[Records from a data source]
○ ○ ○ ○
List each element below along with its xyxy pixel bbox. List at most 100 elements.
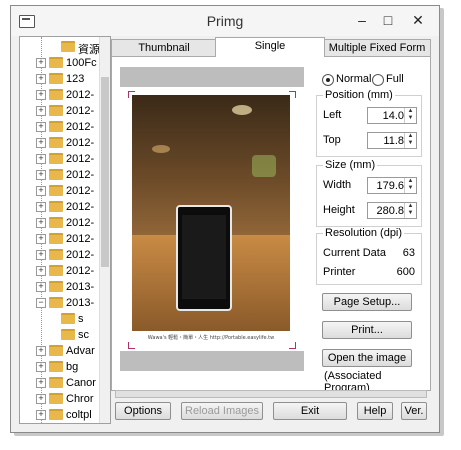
folder-icon [61, 41, 75, 52]
expand-icon[interactable]: + [36, 218, 46, 228]
expand-icon[interactable]: + [36, 186, 46, 196]
expand-icon[interactable]: + [36, 234, 46, 244]
tree-item[interactable]: − 2013- [20, 295, 100, 311]
page-setup-button[interactable]: Page Setup... [322, 293, 412, 311]
tree-item[interactable]: sc [20, 327, 100, 343]
tree-item[interactable]: s [20, 311, 100, 327]
maximize-button[interactable]: □ [375, 10, 401, 30]
current-data-value: 63 [402, 247, 415, 259]
folder-tree[interactable]: 資源回+100Fc+123+2012-+2012-+2012-+2012-+20… [19, 36, 111, 424]
tree-item[interactable]: +2012- [20, 263, 100, 279]
tree-item[interactable]: +2013- [20, 279, 100, 295]
radio-normal-dot[interactable] [322, 74, 334, 86]
expand-icon[interactable]: + [36, 170, 46, 180]
top-input[interactable]: 11.8 ▲ ▼ [367, 132, 417, 149]
options-button[interactable]: Options [115, 402, 171, 420]
tree-item-label: Advar [66, 345, 95, 357]
position-group: Position (mm) Left 14.0 ▲ ▼ Top 11.8 ▲ ▼ [316, 89, 422, 157]
expand-icon[interactable]: + [36, 282, 46, 292]
tree-item-label: sc [78, 329, 89, 341]
expand-icon[interactable]: + [36, 410, 46, 420]
exit-button[interactable]: Exit [273, 402, 347, 420]
tree-item[interactable]: +100Fc [20, 55, 100, 71]
tree-item[interactable]: +2012- [20, 135, 100, 151]
single-panel: Wawa's 輕鬆・簡單・人生 http://Portable.easylife… [111, 56, 431, 394]
crop-handle-top-left[interactable] [128, 91, 135, 98]
tree-scroll-thumb[interactable] [101, 77, 109, 267]
tree-item-label: 2013- [66, 297, 95, 309]
height-spinner[interactable]: ▲ ▼ [404, 203, 416, 218]
app-window: Primg – □ ✕ 資源回+100Fc+123+2012-+2012-+20… [10, 5, 440, 433]
expand-icon[interactable]: + [36, 362, 46, 372]
tree-item[interactable]: + bg [20, 359, 100, 375]
crop-handle-bottom-right[interactable] [289, 342, 296, 349]
top-spinner[interactable]: ▲ ▼ [404, 133, 416, 148]
left-input[interactable]: 14.0 ▲ ▼ [367, 107, 417, 124]
resolution-group-title: Resolution (dpi) [323, 227, 405, 239]
tree-item[interactable]: +2012- [20, 247, 100, 263]
expand-icon[interactable]: + [36, 106, 46, 116]
size-group: Size (mm) Width 179.6 ▲ ▼ Height 280.8 ▲ ▼ [316, 159, 422, 227]
tree-item[interactable]: + Advar [20, 343, 100, 359]
width-spinner[interactable]: ▲ ▼ [404, 178, 416, 193]
expand-icon[interactable]: + [36, 138, 46, 148]
tree-scrollbar[interactable] [99, 37, 110, 423]
folder-icon [61, 329, 75, 340]
tree-item[interactable]: +2012- [20, 119, 100, 135]
tree-item[interactable]: + Chror [20, 391, 100, 407]
tree-item[interactable]: +123 [20, 71, 100, 87]
height-input[interactable]: 280.8 ▲ ▼ [367, 202, 417, 219]
tab-single[interactable]: Single [215, 37, 325, 57]
tree-item[interactable]: +2012- [20, 167, 100, 183]
title-bar: Primg – □ ✕ [11, 6, 439, 36]
expand-icon[interactable]: + [36, 394, 46, 404]
expand-icon[interactable]: + [36, 346, 46, 356]
tree-item[interactable]: 資源回 [20, 39, 100, 56]
crop-handle-top-right[interactable] [289, 91, 296, 98]
expand-icon[interactable]: + [36, 378, 46, 388]
width-input[interactable]: 179.6 ▲ ▼ [367, 177, 417, 194]
tree-item[interactable]: + Canor [20, 375, 100, 391]
tab-thumbnail[interactable]: Thumbnail [111, 39, 217, 56]
tree-item[interactable]: + coltpl [20, 407, 100, 423]
expand-icon[interactable]: + [36, 154, 46, 164]
tree-item[interactable]: +2012- [20, 183, 100, 199]
tree-item[interactable]: +2012- [20, 151, 100, 167]
help-button[interactable]: Help [357, 402, 393, 420]
tree-item[interactable]: +2012- [20, 87, 100, 103]
collapse-icon[interactable]: − [36, 298, 46, 308]
print-button[interactable]: Print... [322, 321, 412, 339]
expand-icon[interactable]: + [36, 122, 46, 132]
version-button[interactable]: Ver. [401, 402, 427, 420]
minimize-button[interactable]: – [349, 10, 375, 30]
open-image-button[interactable]: Open the image [322, 349, 412, 367]
tree-item[interactable]: +2012- [20, 231, 100, 247]
expand-icon[interactable]: + [36, 266, 46, 276]
tree-item[interactable]: +2012- [20, 215, 100, 231]
width-value: 179.6 [376, 180, 404, 192]
crop-handle-bottom-left[interactable] [128, 342, 135, 349]
tree-item-label: 2012- [66, 121, 95, 133]
tree-item[interactable]: +2012- [20, 103, 100, 119]
current-data-label: Current Data [323, 247, 386, 259]
folder-icon [49, 345, 63, 356]
tree-item-label: bg [66, 361, 79, 373]
expand-icon[interactable]: + [36, 202, 46, 212]
expand-icon[interactable]: + [36, 74, 46, 84]
tree-item-label: 100Fc [66, 57, 97, 69]
tree-item-label: 2012- [66, 89, 95, 101]
progress-bar [115, 390, 427, 398]
tab-multiple-fixed-form[interactable]: Multiple Fixed Form [323, 39, 431, 56]
tree-item-label: 2012- [66, 137, 95, 149]
reload-images-button[interactable]: Reload Images [181, 402, 263, 420]
tree-item[interactable]: +2012- [20, 199, 100, 215]
tree-item-label: 2013- [66, 281, 95, 293]
expand-icon[interactable]: + [36, 58, 46, 68]
left-spinner[interactable]: ▲ ▼ [404, 108, 416, 123]
tree-item-label: 2012- [66, 105, 95, 117]
expand-icon[interactable]: + [36, 90, 46, 100]
close-button[interactable]: ✕ [403, 10, 433, 30]
expand-icon[interactable]: + [36, 250, 46, 260]
radio-full-dot[interactable] [372, 74, 384, 86]
radio-normal-label: Normal [336, 73, 372, 85]
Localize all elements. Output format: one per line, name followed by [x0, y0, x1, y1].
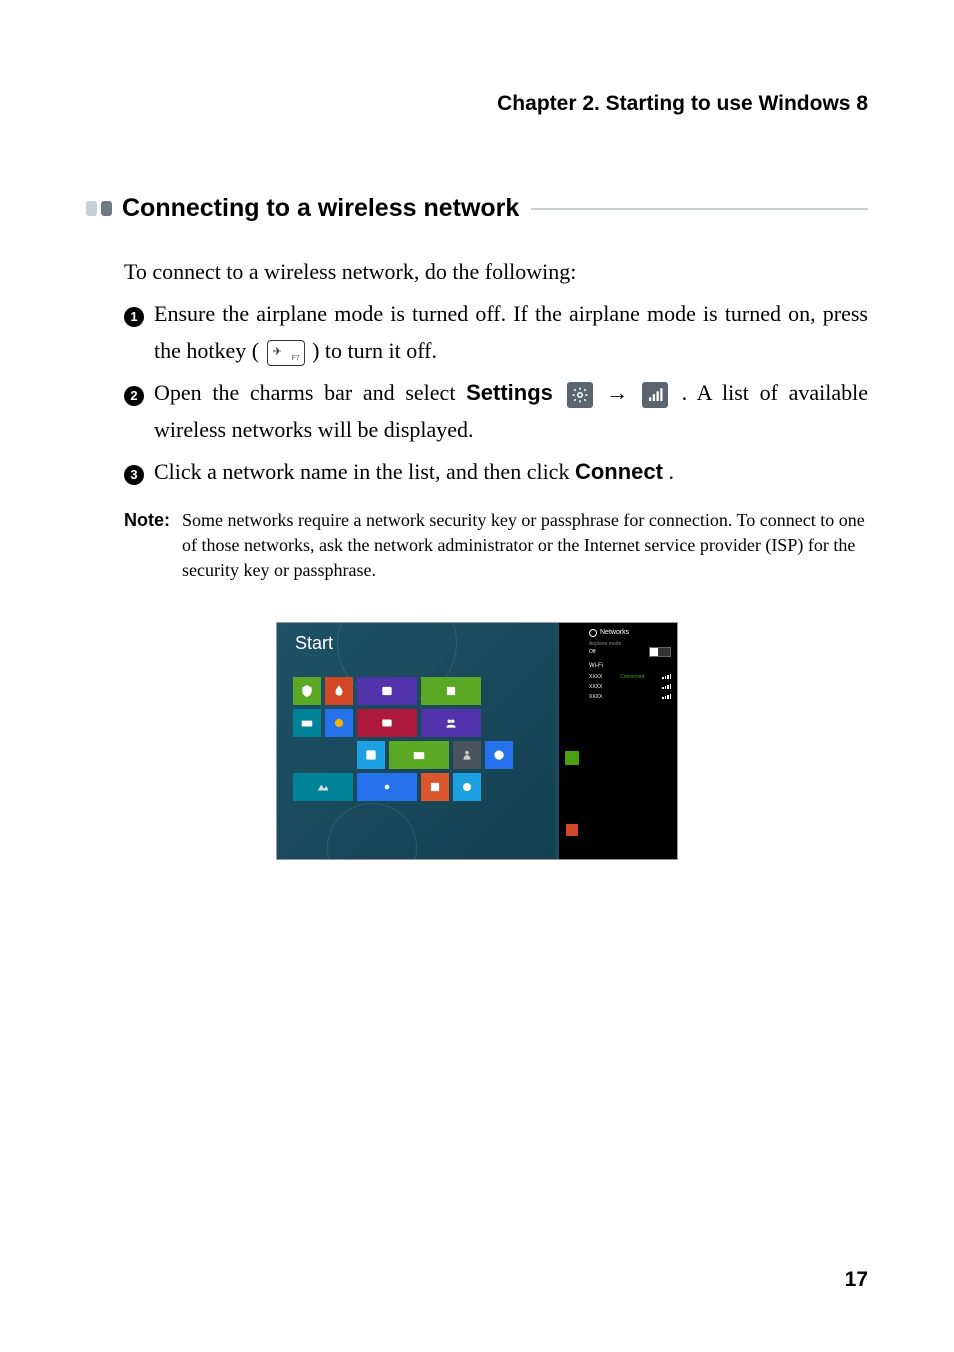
○ ○ ○ ○
→ **What you will do**
Update the material from the line with "folder-icon [61, 41, 75, 52]" to the line with "tree-item[interactable]: − 2013- [20, 295, 100, 311]", changing "expand-icon" to "toggle-icon" and leaving everything else as it is.

→ **The output**
folder-icon [61, 41, 75, 52]
toggle-icon[interactable]: + [36, 218, 46, 228]
toggle-icon[interactable]: + [36, 186, 46, 196]
toggle-icon[interactable]: + [36, 234, 46, 244]
tree-item[interactable]: − 2013- [20, 295, 100, 311]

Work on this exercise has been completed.